- **To do**
State the number of lines that contain "Fees", with no other text.

>> start Data

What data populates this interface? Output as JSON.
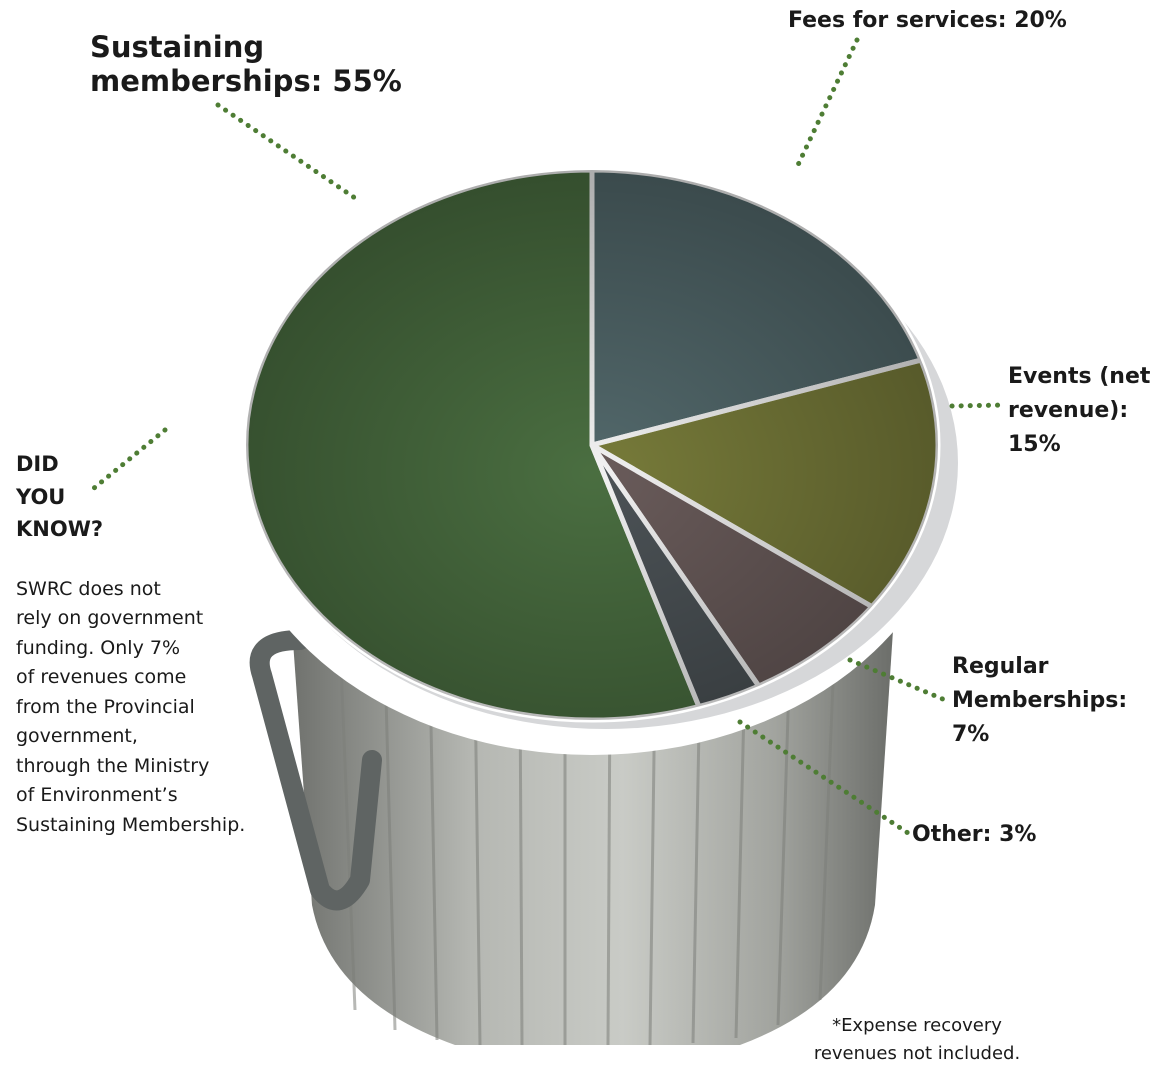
{
  "chart_data": {
    "type": "pie",
    "categories": [
      "Sustaining memberships",
      "Fees for services",
      "Events (net revenue)",
      "Regular Memberships",
      "Other"
    ],
    "values": [
      55,
      20,
      15,
      7,
      3
    ],
    "unit": "%",
    "labels": [
      {
        "lines": [
          "Sustaining",
          "memberships: 55%"
        ]
      },
      {
        "lines": [
          "Fees for services:  20%"
        ]
      },
      {
        "lines": [
          "Events (net",
          "revenue):",
          "15%"
        ]
      },
      {
        "lines": [
          "Regular",
          "Memberships:",
          "7%"
        ]
      },
      {
        "lines": [
          "Other: 3%"
        ]
      }
    ],
    "colors": [
      "#5e9a56",
      "#6f8fa8",
      "#b7b449",
      "#9b7786",
      "#62667f"
    ]
  },
  "sidebar": {
    "title_lines": [
      "DID",
      "YOU",
      "KNOW?"
    ],
    "body_lines": [
      "SWRC does not",
      "rely on government",
      "funding. Only 7%",
      "of revenues come",
      "from the Provincial",
      "government,",
      "through the Ministry",
      "of Environment’s",
      "Sustaining Membership."
    ]
  },
  "footnote": {
    "lines": [
      "*Expense recovery",
      "revenues not included."
    ]
  },
  "colors": {
    "leader_dots": "#4e7d34",
    "can_body": "#a7a9a4",
    "can_body_dark": "#6d6f6b",
    "slice_divider": "#ffffff"
  }
}
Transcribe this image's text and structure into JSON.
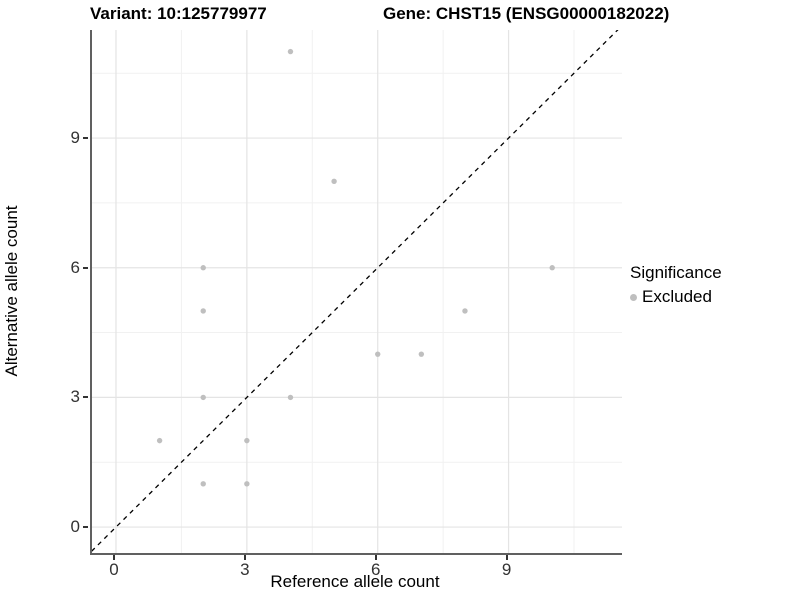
{
  "titles": {
    "variant": "Variant: 10:125779977",
    "gene": "Gene: CHST15 (ENSG00000182022)"
  },
  "chart_data": {
    "type": "scatter",
    "title": "Variant: 10:125779977  Gene: CHST15 (ENSG00000182022)",
    "xlabel": "Reference allele count",
    "ylabel": "Alternative allele count",
    "points": [
      {
        "x": 1,
        "y": 2,
        "series": "Excluded"
      },
      {
        "x": 2,
        "y": 1,
        "series": "Excluded"
      },
      {
        "x": 2,
        "y": 3,
        "series": "Excluded"
      },
      {
        "x": 2,
        "y": 5,
        "series": "Excluded"
      },
      {
        "x": 2,
        "y": 6,
        "series": "Excluded"
      },
      {
        "x": 3,
        "y": 1,
        "series": "Excluded"
      },
      {
        "x": 3,
        "y": 2,
        "series": "Excluded"
      },
      {
        "x": 4,
        "y": 3,
        "series": "Excluded"
      },
      {
        "x": 4,
        "y": 11,
        "series": "Excluded"
      },
      {
        "x": 5,
        "y": 8,
        "series": "Excluded"
      },
      {
        "x": 6,
        "y": 4,
        "series": "Excluded"
      },
      {
        "x": 7,
        "y": 4,
        "series": "Excluded"
      },
      {
        "x": 8,
        "y": 5,
        "series": "Excluded"
      },
      {
        "x": 10,
        "y": 6,
        "series": "Excluded"
      }
    ],
    "x_ticks": [
      0,
      3,
      6,
      9
    ],
    "y_ticks": [
      0,
      3,
      6,
      9
    ],
    "x_minor_gridlines": [
      1.5,
      4.5,
      7.5,
      10.5
    ],
    "y_minor_gridlines": [
      1.5,
      4.5,
      7.5,
      10.5
    ],
    "xlim": [
      -0.55,
      11.6
    ],
    "ylim": [
      -0.6,
      11.5
    ],
    "grid": "on",
    "identity_line": {
      "type": "y=x",
      "style": "dashed",
      "color": "#000000"
    },
    "legend": {
      "position": "right",
      "title": "Significance",
      "items": [
        {
          "label": "Excluded",
          "color": "#bfbfbf"
        }
      ]
    },
    "colors": {
      "point": "#bfbfbf",
      "grid_major": "#e4e4e4",
      "grid_minor": "#f1f1f1",
      "axis_line": "#606060",
      "tick": "#333333"
    }
  }
}
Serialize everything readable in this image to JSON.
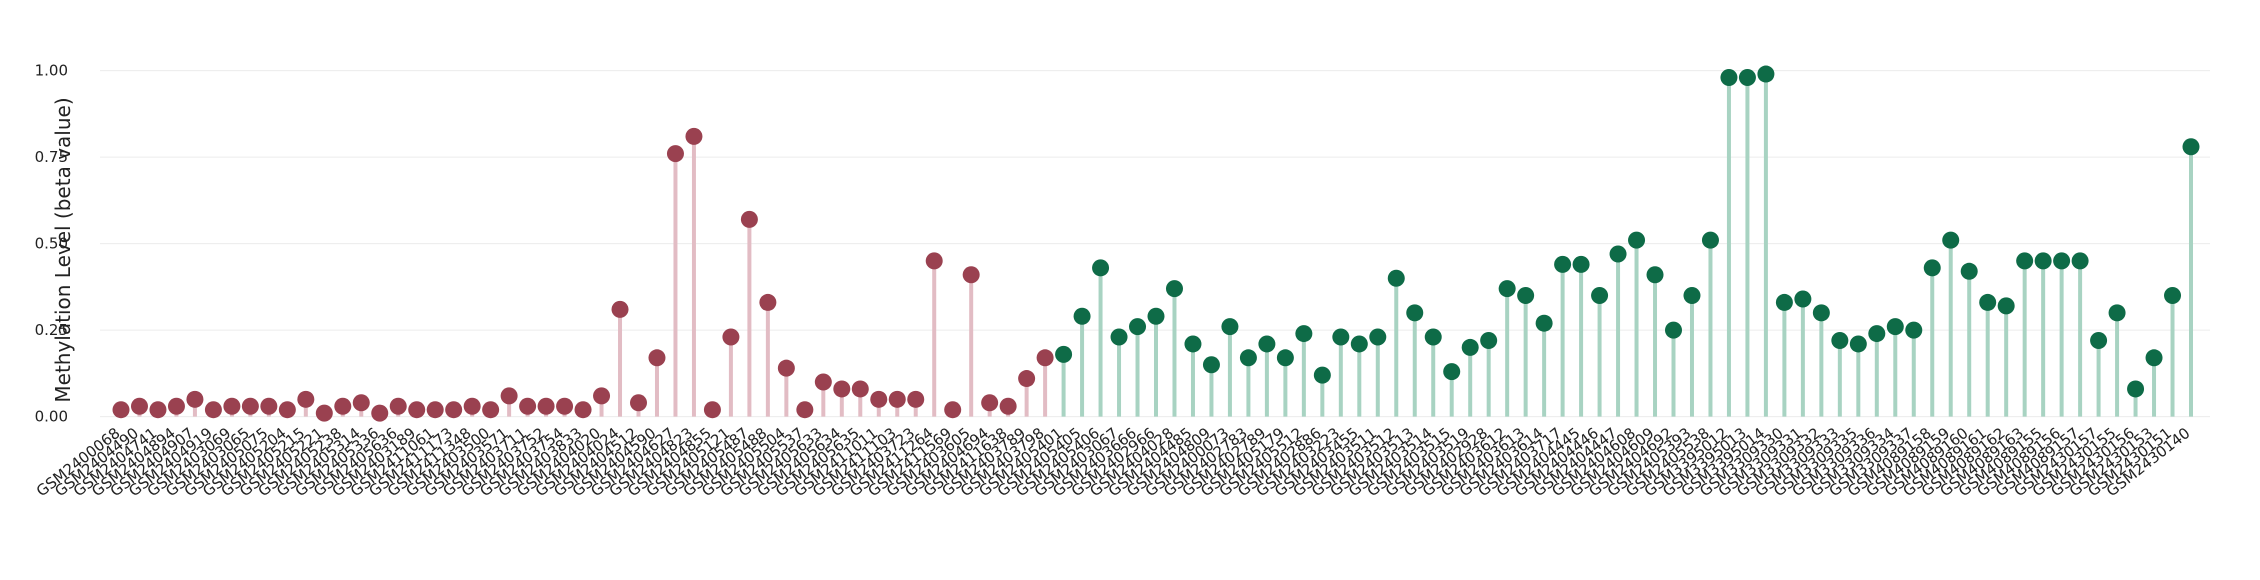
{
  "chart_data": {
    "type": "lollipop",
    "y_label": "Methylation Level (beta value)",
    "ylim": [
      -0.03,
      1.1
    ],
    "yticks": [
      {
        "value": 0,
        "label": "0.00"
      },
      {
        "value": 0.25,
        "label": "0.25"
      },
      {
        "value": 0.5,
        "label": "0.50"
      },
      {
        "value": 0.75,
        "label": "0.75"
      },
      {
        "value": 1,
        "label": "1.00"
      }
    ],
    "grid": true,
    "categories": [
      "GSM2400068",
      "GSM2404490",
      "GSM2404741",
      "GSM2404894",
      "GSM2404907",
      "GSM2404919",
      "GSM2403069",
      "GSM2403065",
      "GSM2405075",
      "GSM2405204",
      "GSM2405215",
      "GSM2405221",
      "GSM2405238",
      "GSM2405314",
      "GSM2405336",
      "GSM2405636",
      "GSM2403189",
      "GSM2411061",
      "GSM2411173",
      "GSM2411348",
      "GSM2403500",
      "GSM2403571",
      "GSM2403711",
      "GSM2403752",
      "GSM2403754",
      "GSM2403833",
      "GSM2404020",
      "GSM2404024",
      "GSM2404512",
      "GSM2404590",
      "GSM2404627",
      "GSM2404823",
      "GSM2404855",
      "GSM2405121",
      "GSM2405487",
      "GSM2405488",
      "GSM2405504",
      "GSM2405537",
      "GSM2405633",
      "GSM2405634",
      "GSM2405635",
      "GSM2411011",
      "GSM2411103",
      "GSM2403723",
      "GSM2411264",
      "GSM2411569",
      "GSM2403605",
      "GSM2404694",
      "GSM2411638",
      "GSM2403789",
      "GSM2403798",
      "GSM2405401",
      "GSM2405405",
      "GSM2405406",
      "GSM2403067",
      "GSM2403666",
      "GSM2402966",
      "GSM2404028",
      "GSM2404485",
      "GSM2404809",
      "GSM2400073",
      "GSM2402783",
      "GSM2402789",
      "GSM2405179",
      "GSM2405512",
      "GSM2402886",
      "GSM2403223",
      "GSM2403455",
      "GSM2403511",
      "GSM2403512",
      "GSM2403513",
      "GSM2403514",
      "GSM2403515",
      "GSM2403519",
      "GSM2402928",
      "GSM2403612",
      "GSM2403613",
      "GSM2403614",
      "GSM2403717",
      "GSM2404445",
      "GSM2404446",
      "GSM2404447",
      "GSM2404608",
      "GSM2404609",
      "GSM2404692",
      "GSM2405393",
      "GSM2405538",
      "GSM3395012",
      "GSM3395013",
      "GSM3395014",
      "GSM3309330",
      "GSM3309331",
      "GSM3309332",
      "GSM3309333",
      "GSM3309335",
      "GSM3309336",
      "GSM3309334",
      "GSM3309337",
      "GSM4089158",
      "GSM4089159",
      "GSM4089160",
      "GSM4089161",
      "GSM4089162",
      "GSM4089163",
      "GSM4089155",
      "GSM4089156",
      "GSM4089157",
      "GSM2430157",
      "GSM2430155",
      "GSM2430156",
      "GSM2430153",
      "GSM2430151",
      "GSM2430140"
    ],
    "series": [
      {
        "color": "#9a4150",
        "stem_color": "#e2bcc4",
        "values": [
          0.02,
          0.03,
          0.02,
          0.03,
          0.05,
          0.02,
          0.03,
          0.03,
          0.03,
          0.02,
          0.05,
          0.01,
          0.03,
          0.04,
          0.01,
          0.03,
          0.02,
          0.02,
          0.02,
          0.03,
          0.02,
          0.06,
          0.03,
          0.03,
          0.03,
          0.02,
          0.06,
          0.31,
          0.04,
          0.17,
          0.76,
          0.81,
          0.02,
          0.23,
          0.57,
          0.33,
          0.14,
          0.02,
          0.1,
          0.08,
          0.08,
          0.05,
          0.05,
          0.05,
          0.45,
          0.02,
          0.41,
          0.04,
          0.03,
          0.11,
          0.17,
          null,
          null,
          null,
          null,
          null,
          null,
          null,
          null,
          null,
          null,
          null,
          null,
          null,
          null,
          null,
          null,
          null,
          null,
          null,
          null,
          null,
          null,
          null,
          null,
          null,
          null,
          null,
          null,
          null,
          null,
          null,
          null,
          null,
          null,
          null,
          null,
          null,
          null,
          null,
          null,
          null,
          null,
          null,
          null,
          null,
          null,
          null,
          null,
          null,
          null,
          null,
          null,
          null,
          null,
          null,
          null,
          null,
          null,
          null,
          null,
          null,
          null
        ]
      },
      {
        "color": "#0e6b47",
        "stem_color": "#a8d3c2",
        "values": [
          null,
          null,
          null,
          null,
          null,
          null,
          null,
          null,
          null,
          null,
          null,
          null,
          null,
          null,
          null,
          null,
          null,
          null,
          null,
          null,
          null,
          null,
          null,
          null,
          null,
          null,
          null,
          null,
          null,
          null,
          null,
          null,
          null,
          null,
          null,
          null,
          null,
          null,
          null,
          null,
          null,
          null,
          null,
          null,
          null,
          null,
          null,
          null,
          null,
          null,
          null,
          0.18,
          0.29,
          0.43,
          0.23,
          0.26,
          0.29,
          0.37,
          0.21,
          0.15,
          0.26,
          0.17,
          0.21,
          0.17,
          0.24,
          0.12,
          0.23,
          0.21,
          0.23,
          0.4,
          0.3,
          0.23,
          0.13,
          0.2,
          0.22,
          0.37,
          0.35,
          0.27,
          0.44,
          0.44,
          0.35,
          0.47,
          0.51,
          0.41,
          0.25,
          0.35,
          0.51,
          0.98,
          0.98,
          0.99,
          0.33,
          0.34,
          0.3,
          0.22,
          0.21,
          0.24,
          0.26,
          0.25,
          0.43,
          0.51,
          0.42,
          0.33,
          0.32,
          0.45,
          0.45,
          0.45,
          0.45,
          0.22,
          0.3,
          0.08,
          0.17,
          0.35,
          0.78
        ]
      }
    ]
  }
}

>> end Data

- **Output of the exercise**
2